● **The input**:

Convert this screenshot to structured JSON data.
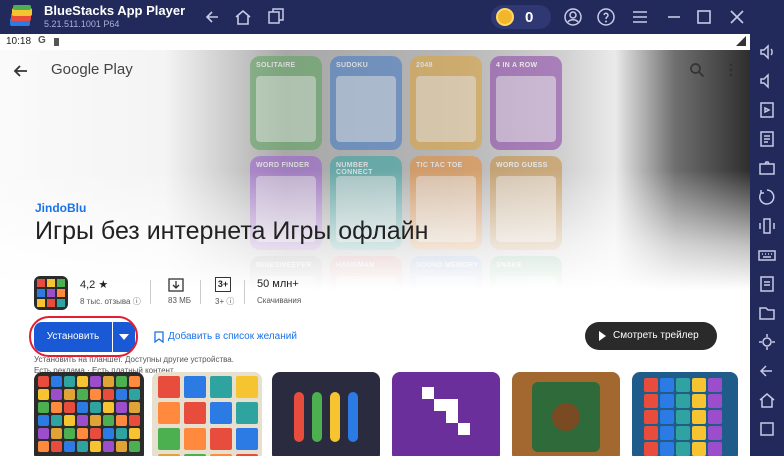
{
  "titlebar": {
    "app_name": "BlueStacks App Player",
    "version": "5.21.511.1001 P64",
    "coins": "0",
    "icons": [
      "back-icon",
      "home-icon",
      "multi-instance-icon",
      "account-icon",
      "help-icon",
      "menu-icon",
      "minimize-icon",
      "maximize-icon",
      "close-icon"
    ]
  },
  "statusbar": {
    "time": "10:18",
    "g_label": "G"
  },
  "playstore": {
    "logo_text": "Google Play",
    "developer": "JindoBlu",
    "title": "Игры без интернета Игры офлайн",
    "stats": [
      {
        "value": "4,2 ★",
        "label": "8 тыс. отзыва ⓘ"
      },
      {
        "value": "83 МБ",
        "label": "83 МБ"
      },
      {
        "value": "3+",
        "label": "3+ ⓘ"
      },
      {
        "value": "50 млн+",
        "label": "Скачивания"
      }
    ],
    "install_label": "Установить",
    "wishlist_label": "Добавить в список желаний",
    "info_line1": "Установить на планшет. Доступны другие устройства.",
    "info_line2": "Есть реклама · Есть платный контент",
    "trailer_label": "Смотреть трейлер"
  },
  "feature_cards": [
    {
      "label": "SOLITAIRE",
      "color": "#5aa35a"
    },
    {
      "label": "SUDOKU",
      "color": "#3f78c8"
    },
    {
      "label": "2048",
      "color": "#e0a335"
    },
    {
      "label": "4 IN A ROW",
      "color": "#8b3fa8"
    },
    {
      "label": "WORD FINDER",
      "color": "#9a5ad0"
    },
    {
      "label": "NUMBER CONNECT",
      "color": "#2fa3a0"
    },
    {
      "label": "TIC TAC TOE",
      "color": "#e88a30"
    },
    {
      "label": "WORD GUESS",
      "color": "#c78b3a"
    },
    {
      "label": "MINESWEEPER",
      "color": "#7a7a7a"
    },
    {
      "label": "HANGMAN",
      "color": "#d45a5a"
    },
    {
      "label": "SOUND MEMORY",
      "color": "#5a8ad0"
    },
    {
      "label": "SNAKE",
      "color": "#3fa35a"
    }
  ],
  "screenshot_colors": [
    "#2b2b2b",
    "#e8e0cf",
    "#2b2b40",
    "#6a2f9a",
    "#a2682f",
    "#1f5c8a"
  ],
  "sidebar_icons": [
    "volume-up-icon",
    "volume-down-icon",
    "media-manager-icon",
    "install-apk-icon",
    "screenshot-icon",
    "rotate-icon",
    "shake-icon",
    "keyboard-controls-icon",
    "apk-icon",
    "folder-icon",
    "settings-icon",
    "back-nav-icon",
    "home-nav-icon",
    "recents-nav-icon"
  ]
}
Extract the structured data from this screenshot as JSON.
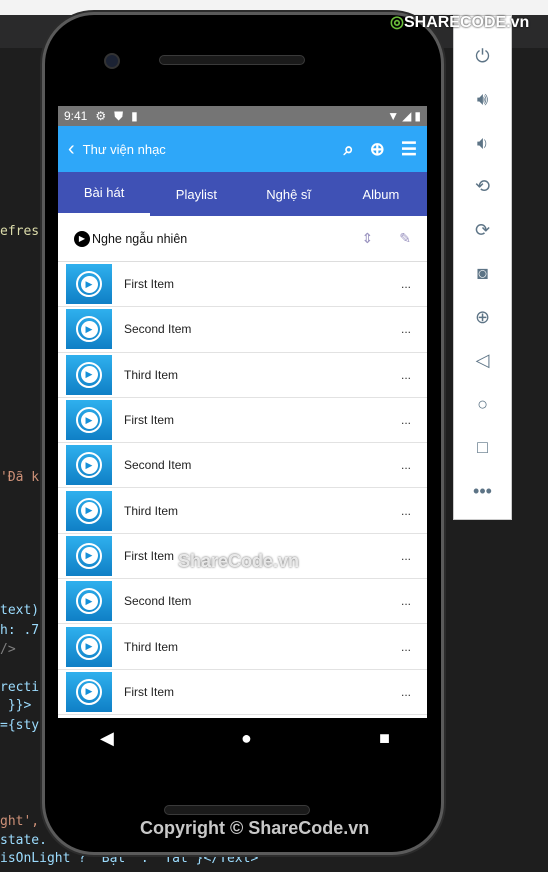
{
  "watermark": {
    "logo": "SHARECODE.vn",
    "center": "ShareCode.vn",
    "copyright": "Copyright © ShareCode.vn"
  },
  "code_fragments": [
    "efres",
    "'Đã k",
    "text)",
    "h: .7",
    "/>",
    "recti",
    " }}>",
    "={sty",
    "ght',",
    "state.",
    "isOnLight ? 'Bật' : 'Tắt'}</Text>"
  ],
  "status": {
    "time": "9:41"
  },
  "appbar": {
    "title": "Thư viện nhạc"
  },
  "tabs": [
    {
      "label": "Bài hát",
      "active": true
    },
    {
      "label": "Playlist"
    },
    {
      "label": "Nghệ sĩ"
    },
    {
      "label": "Album"
    }
  ],
  "shuffle": {
    "label": "Nghe ngẫu nhiên"
  },
  "items": [
    {
      "name": "First Item",
      "more": "..."
    },
    {
      "name": "Second Item",
      "more": "..."
    },
    {
      "name": "Third Item",
      "more": "..."
    },
    {
      "name": "First Item",
      "more": "..."
    },
    {
      "name": "Second Item",
      "more": "..."
    },
    {
      "name": "Third Item",
      "more": "..."
    },
    {
      "name": "First Item",
      "more": "..."
    },
    {
      "name": "Second Item",
      "more": "..."
    },
    {
      "name": "Third Item",
      "more": "..."
    },
    {
      "name": "First Item",
      "more": "..."
    }
  ],
  "colors": {
    "appbar": "#2ea7f9",
    "tabs": "#3f51b5",
    "statusbar": "#757575"
  }
}
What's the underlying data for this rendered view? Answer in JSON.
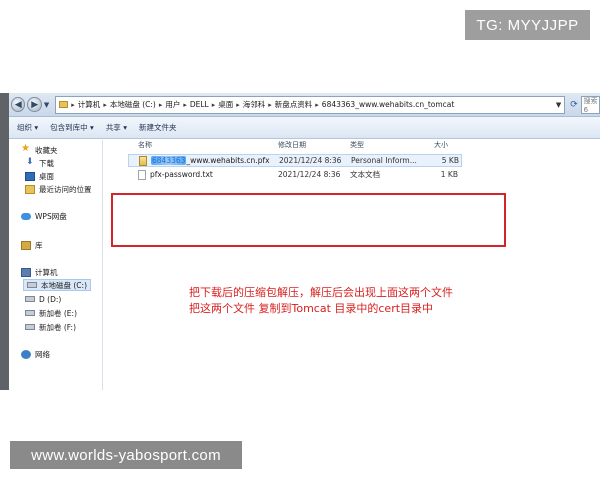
{
  "badge": {
    "text": "TG: MYYJJPP"
  },
  "watermark": {
    "text": "www.worlds-yabosport.com"
  },
  "address": {
    "crumbs": [
      "计算机",
      "本地磁盘 (C:)",
      "用户",
      "DELL",
      "桌面",
      "海邻科",
      "新盘点资料",
      "6843363_www.wehabits.cn_tomcat"
    ],
    "search_placeholder": "搜索 6"
  },
  "toolbar": {
    "organize": "组织 ▾",
    "include_library": "包含到库中 ▾",
    "share": "共享 ▾",
    "new_folder": "新建文件夹"
  },
  "sidebar": {
    "favorites": "收藏夹",
    "downloads": "下载",
    "desktop": "桌面",
    "recent": "最近访问的位置",
    "wps": "WPS网盘",
    "library": "库",
    "computer": "计算机",
    "drive_c": "本地磁盘 (C:)",
    "drive_d": "D (D:)",
    "drive_e": "新加卷 (E:)",
    "drive_f": "新加卷 (F:)",
    "network": "网络"
  },
  "columns": {
    "name": "名称",
    "date": "修改日期",
    "type": "类型",
    "size": "大小"
  },
  "files": [
    {
      "name_redacted": "6843363",
      "name_rest": "_www.wehabits.cn.pfx",
      "date": "2021/12/24 8:36",
      "type": "Personal Inform...",
      "size": "5 KB"
    },
    {
      "name": "pfx-password.txt",
      "date": "2021/12/24 8:36",
      "type": "文本文档",
      "size": "1 KB"
    }
  ],
  "annotation": {
    "line1": "把下载后的压缩包解压，解压后会出现上面这两个文件",
    "line2": "把这两个文件 复制到Tomcat 目录中的cert目录中"
  },
  "colors": {
    "annotation": "#d81e1e",
    "highlight_box": "#d0252a",
    "badge_bg": "#9e9e9e",
    "watermark_bg": "#8a8a8a"
  }
}
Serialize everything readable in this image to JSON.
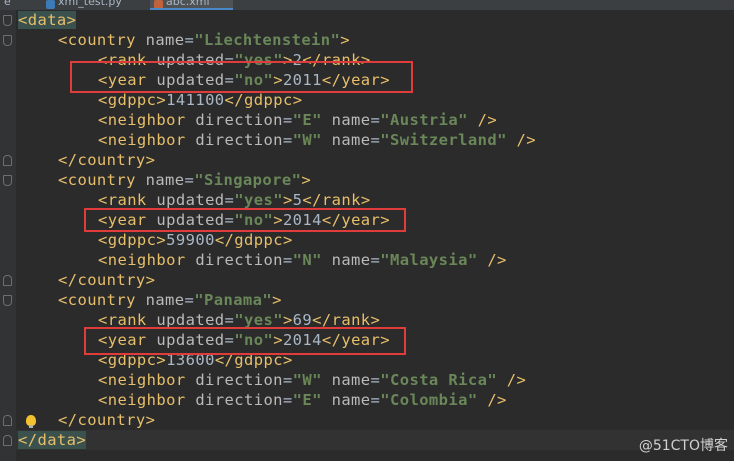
{
  "tabs": [
    {
      "label": "e",
      "active": false
    },
    {
      "label": "xml_test.py",
      "active": false,
      "icon": "python-file-icon"
    },
    {
      "label": "abc.xml",
      "active": true,
      "icon": "xml-file-icon"
    }
  ],
  "xml": {
    "root_open": "data",
    "root_close": "data",
    "countries": [
      {
        "name": "Liechtenstein",
        "rank": {
          "updated": "yes",
          "value": "2"
        },
        "year": {
          "updated": "no",
          "value": "2011"
        },
        "gdppc": "141100",
        "neighbors": [
          {
            "direction": "E",
            "name": "Austria"
          },
          {
            "direction": "W",
            "name": "Switzerland"
          }
        ]
      },
      {
        "name": "Singapore",
        "rank": {
          "updated": "yes",
          "value": "5"
        },
        "year": {
          "updated": "no",
          "value": "2014"
        },
        "gdppc": "59900",
        "neighbors": [
          {
            "direction": "N",
            "name": "Malaysia"
          }
        ]
      },
      {
        "name": "Panama",
        "rank": {
          "updated": "yes",
          "value": "69"
        },
        "year": {
          "updated": "no",
          "value": "2014"
        },
        "gdppc": "13600",
        "neighbors": [
          {
            "direction": "W",
            "name": "Costa Rica"
          },
          {
            "direction": "E",
            "name": "Colombia"
          }
        ]
      }
    ]
  },
  "highlight_color": "#e03c3c",
  "watermark": "@51CTO博客"
}
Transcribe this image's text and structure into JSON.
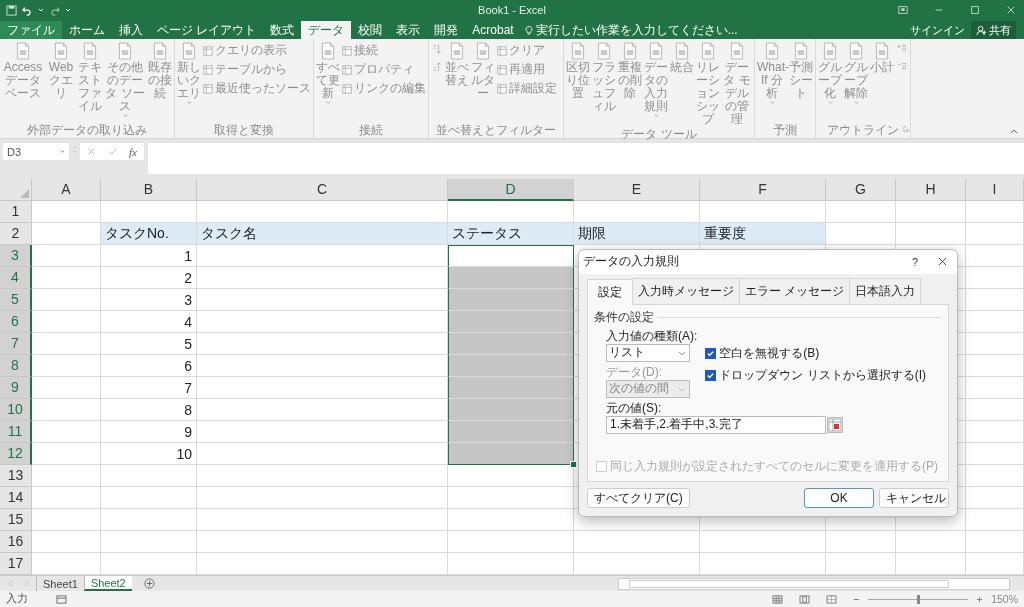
{
  "window": {
    "title": "Book1 - Excel"
  },
  "ribbon_tabs": [
    {
      "label": "ファイル",
      "selected": false,
      "kind": "file"
    },
    {
      "label": "ホーム",
      "selected": false
    },
    {
      "label": "挿入",
      "selected": false
    },
    {
      "label": "ページ レイアウト",
      "selected": false
    },
    {
      "label": "数式",
      "selected": false
    },
    {
      "label": "データ",
      "selected": true
    },
    {
      "label": "校閲",
      "selected": false
    },
    {
      "label": "表示",
      "selected": false
    },
    {
      "label": "開発",
      "selected": false
    },
    {
      "label": "Acrobat",
      "selected": false
    }
  ],
  "tell_me": {
    "placeholder": "実行したい作業を入力してください..."
  },
  "sign_in": "サインイン",
  "share": "共有",
  "ribbon": {
    "enabled": false,
    "groups": [
      {
        "label": "外部データの取り込み",
        "items": [
          {
            "kind": "large",
            "label": "Access データベース"
          },
          {
            "kind": "large",
            "label": "Web クエリ"
          },
          {
            "kind": "large",
            "label": "テキストファイル"
          },
          {
            "kind": "large",
            "label": "その他のデータ ソース",
            "dropdown": true
          },
          {
            "kind": "large",
            "label": "既存の接続"
          }
        ]
      },
      {
        "label": "取得と変換",
        "items": [
          {
            "kind": "large",
            "label": "新しいクエリ",
            "dropdown": true
          },
          {
            "kind": "small",
            "label": "クエリの表示"
          },
          {
            "kind": "small",
            "label": "テーブルから"
          },
          {
            "kind": "small",
            "label": "最近使ったソース"
          }
        ]
      },
      {
        "label": "接続",
        "items": [
          {
            "kind": "large",
            "label": "すべて更新",
            "dropdown": true
          },
          {
            "kind": "small",
            "label": "接続"
          },
          {
            "kind": "small",
            "label": "プロパティ"
          },
          {
            "kind": "small",
            "label": "リンクの編集"
          }
        ]
      },
      {
        "label": "並べ替えとフィルター",
        "items": [
          {
            "kind": "sort"
          },
          {
            "kind": "large",
            "label": "並べ替え"
          },
          {
            "kind": "large",
            "label": "フィルター"
          },
          {
            "kind": "small",
            "label": "クリア"
          },
          {
            "kind": "small",
            "label": "再適用"
          },
          {
            "kind": "small",
            "label": "詳細設定"
          }
        ]
      },
      {
        "label": "データ ツール",
        "items": [
          {
            "kind": "large",
            "label": "区切り位置"
          },
          {
            "kind": "large",
            "label": "フラッシュフィル"
          },
          {
            "kind": "large",
            "label": "重複の削除"
          },
          {
            "kind": "large",
            "label": "データの入力規則",
            "dropdown": true
          },
          {
            "kind": "large",
            "label": "統合"
          },
          {
            "kind": "large",
            "label": "リレーションシップ"
          },
          {
            "kind": "large",
            "label": "データ モデルの管理"
          }
        ]
      },
      {
        "label": "予測",
        "items": [
          {
            "kind": "large",
            "label": "What-If 分析",
            "dropdown": true
          },
          {
            "kind": "large",
            "label": "予測シート"
          }
        ]
      },
      {
        "label": "アウトライン",
        "launcher": true,
        "items": [
          {
            "kind": "large",
            "label": "グループ化",
            "dropdown": true
          },
          {
            "kind": "large",
            "label": "グループ解除",
            "dropdown": true
          },
          {
            "kind": "large",
            "label": "小計"
          },
          {
            "kind": "outline"
          }
        ]
      }
    ]
  },
  "formula_bar": {
    "name_box": "D3",
    "function_label": "fx"
  },
  "sheet": {
    "columns": [
      {
        "label": "A",
        "selected": false
      },
      {
        "label": "B",
        "selected": false
      },
      {
        "label": "C",
        "selected": false
      },
      {
        "label": "D",
        "selected": true
      },
      {
        "label": "E",
        "selected": false
      },
      {
        "label": "F",
        "selected": false
      },
      {
        "label": "G",
        "selected": false
      },
      {
        "label": "H",
        "selected": false
      },
      {
        "label": "I",
        "selected": false
      }
    ],
    "rows": [
      {
        "label": "1",
        "selected": false,
        "cells": []
      },
      {
        "label": "2",
        "selected": false,
        "kind": "header",
        "cells": [
          {
            "text": "",
            "kind": "text"
          },
          {
            "text": "タスクNo.",
            "kind": "text"
          },
          {
            "text": "タスク名",
            "kind": "text"
          },
          {
            "text": "ステータス",
            "kind": "text"
          },
          {
            "text": "期限",
            "kind": "text"
          },
          {
            "text": "重要度",
            "kind": "text"
          }
        ]
      },
      {
        "label": "3",
        "selected": true,
        "cells": [
          {
            "text": "",
            "kind": "text"
          },
          {
            "text": "1",
            "kind": "number"
          }
        ]
      },
      {
        "label": "4",
        "selected": true,
        "cells": [
          {
            "text": "",
            "kind": "text"
          },
          {
            "text": "2",
            "kind": "number"
          }
        ]
      },
      {
        "label": "5",
        "selected": true,
        "cells": [
          {
            "text": "",
            "kind": "text"
          },
          {
            "text": "3",
            "kind": "number"
          }
        ]
      },
      {
        "label": "6",
        "selected": true,
        "cells": [
          {
            "text": "",
            "kind": "text"
          },
          {
            "text": "4",
            "kind": "number"
          }
        ]
      },
      {
        "label": "7",
        "selected": true,
        "cells": [
          {
            "text": "",
            "kind": "text"
          },
          {
            "text": "5",
            "kind": "number"
          }
        ]
      },
      {
        "label": "8",
        "selected": true,
        "cells": [
          {
            "text": "",
            "kind": "text"
          },
          {
            "text": "6",
            "kind": "number"
          }
        ]
      },
      {
        "label": "9",
        "selected": true,
        "cells": [
          {
            "text": "",
            "kind": "text"
          },
          {
            "text": "7",
            "kind": "number"
          }
        ]
      },
      {
        "label": "10",
        "selected": true,
        "cells": [
          {
            "text": "",
            "kind": "text"
          },
          {
            "text": "8",
            "kind": "number"
          }
        ]
      },
      {
        "label": "11",
        "selected": true,
        "cells": [
          {
            "text": "",
            "kind": "text"
          },
          {
            "text": "9",
            "kind": "number"
          }
        ]
      },
      {
        "label": "12",
        "selected": true,
        "cells": [
          {
            "text": "",
            "kind": "text"
          },
          {
            "text": "10",
            "kind": "number"
          }
        ]
      },
      {
        "label": "13",
        "selected": false,
        "cells": []
      },
      {
        "label": "14",
        "selected": false,
        "cells": []
      },
      {
        "label": "15",
        "selected": false,
        "cells": []
      },
      {
        "label": "16",
        "selected": false,
        "cells": []
      },
      {
        "label": "17",
        "selected": false,
        "cells": []
      }
    ]
  },
  "sheet_tabs": [
    {
      "label": "Sheet1",
      "selected": false
    },
    {
      "label": "Sheet2",
      "selected": true
    }
  ],
  "status_bar": {
    "mode": "入力",
    "zoom": "150%",
    "zoom_slider": {
      "level": 0.5
    }
  },
  "dialog": {
    "title": "データの入力規則",
    "help": "?",
    "tabs": [
      {
        "label": "設定",
        "selected": true
      },
      {
        "label": "入力時メッセージ",
        "selected": false
      },
      {
        "label": "エラー メッセージ",
        "selected": false
      },
      {
        "label": "日本語入力",
        "selected": false
      }
    ],
    "section": "条件の設定",
    "allow": {
      "label": "入力値の種類(A):",
      "value": "リスト"
    },
    "ignore_blank": {
      "label": "空白を無視する(B)",
      "checked": true
    },
    "in_cell_dropdown": {
      "label": "ドロップダウン リストから選択する(I)",
      "checked": true
    },
    "data": {
      "label": "データ(D):",
      "value": "次の値の間",
      "disabled": true
    },
    "source": {
      "label": "元の値(S):",
      "value": "1.未着手,2.着手中,3.完了"
    },
    "apply_all": {
      "label": "同じ入力規則が設定されたすべてのセルに変更を適用する(P)",
      "checked": false,
      "disabled": true
    },
    "buttons": [
      {
        "label": "すべてクリア(C)",
        "kind": "left"
      },
      {
        "label": "OK",
        "kind": "default"
      },
      {
        "label": "キャンセル",
        "kind": "normal"
      }
    ]
  }
}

● **Problem details**: Check each line above for the string "Установить", then copy the ones that have it.

● **Final result**:
    "install_label": "Установить",
    "info_line1": "Установить на планшет. Доступны другие устройства.",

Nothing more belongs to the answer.